# Start of DATASET ENTRIES

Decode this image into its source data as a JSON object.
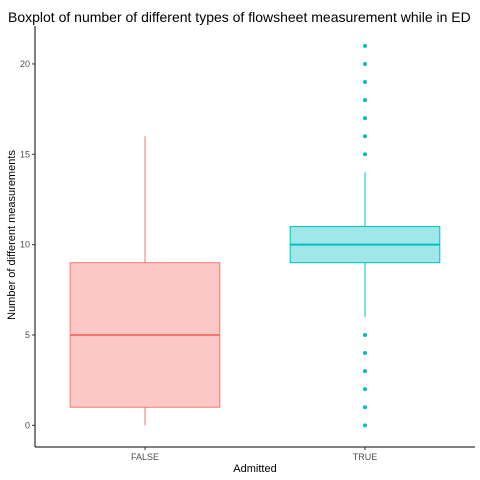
{
  "chart_data": {
    "type": "boxplot",
    "title": "Boxplot of number of different types of flowsheet measurement while in ED",
    "xlabel": "Admitted",
    "ylabel": "Number of different measurements",
    "ylim": [
      -1.2,
      22.1
    ],
    "yticks": [
      0,
      5,
      10,
      15,
      20
    ],
    "grid": false,
    "legend": "none",
    "categories": [
      "FALSE",
      "TRUE"
    ],
    "boxes": [
      {
        "name": "FALSE",
        "min": 0,
        "q1": 1,
        "median": 5,
        "q3": 9,
        "max": 16,
        "outliers": [],
        "color": "#F8766D",
        "fill": "#FCC8C5"
      },
      {
        "name": "TRUE",
        "min": 6,
        "q1": 9,
        "median": 10,
        "q3": 11,
        "max": 14,
        "outliers": [
          0,
          1,
          2,
          3,
          4,
          5,
          15,
          16,
          17,
          18,
          19,
          20,
          21
        ],
        "color": "#00BFC4",
        "fill": "#A0E7E9"
      }
    ]
  }
}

# End of DATASET ENTRIES

EXERCISE BRIEF :: Each line in the records above should be reproduced exactly; images are not copied.

REPLY ::
Decode this image into its source data as a JSON object.
{
  "chart_data": {
    "type": "boxplot",
    "title": "Boxplot of number of different types of flowsheet measurement while in ED",
    "xlabel": "Admitted",
    "ylabel": "Number of different measurements",
    "ylim": [
      -1.2,
      22.1
    ],
    "yticks": [
      0,
      5,
      10,
      15,
      20
    ],
    "grid": false,
    "legend": "none",
    "categories": [
      "FALSE",
      "TRUE"
    ],
    "boxes": [
      {
        "name": "FALSE",
        "min": 0,
        "q1": 1,
        "median": 5,
        "q3": 9,
        "max": 16,
        "outliers": [],
        "color": "#F8766D",
        "fill": "#FCC8C5"
      },
      {
        "name": "TRUE",
        "min": 6,
        "q1": 9,
        "median": 10,
        "q3": 11,
        "max": 14,
        "outliers": [
          0,
          1,
          2,
          3,
          4,
          5,
          15,
          16,
          17,
          18,
          19,
          20,
          21
        ],
        "color": "#00BFC4",
        "fill": "#A0E7E9"
      }
    ]
  }
}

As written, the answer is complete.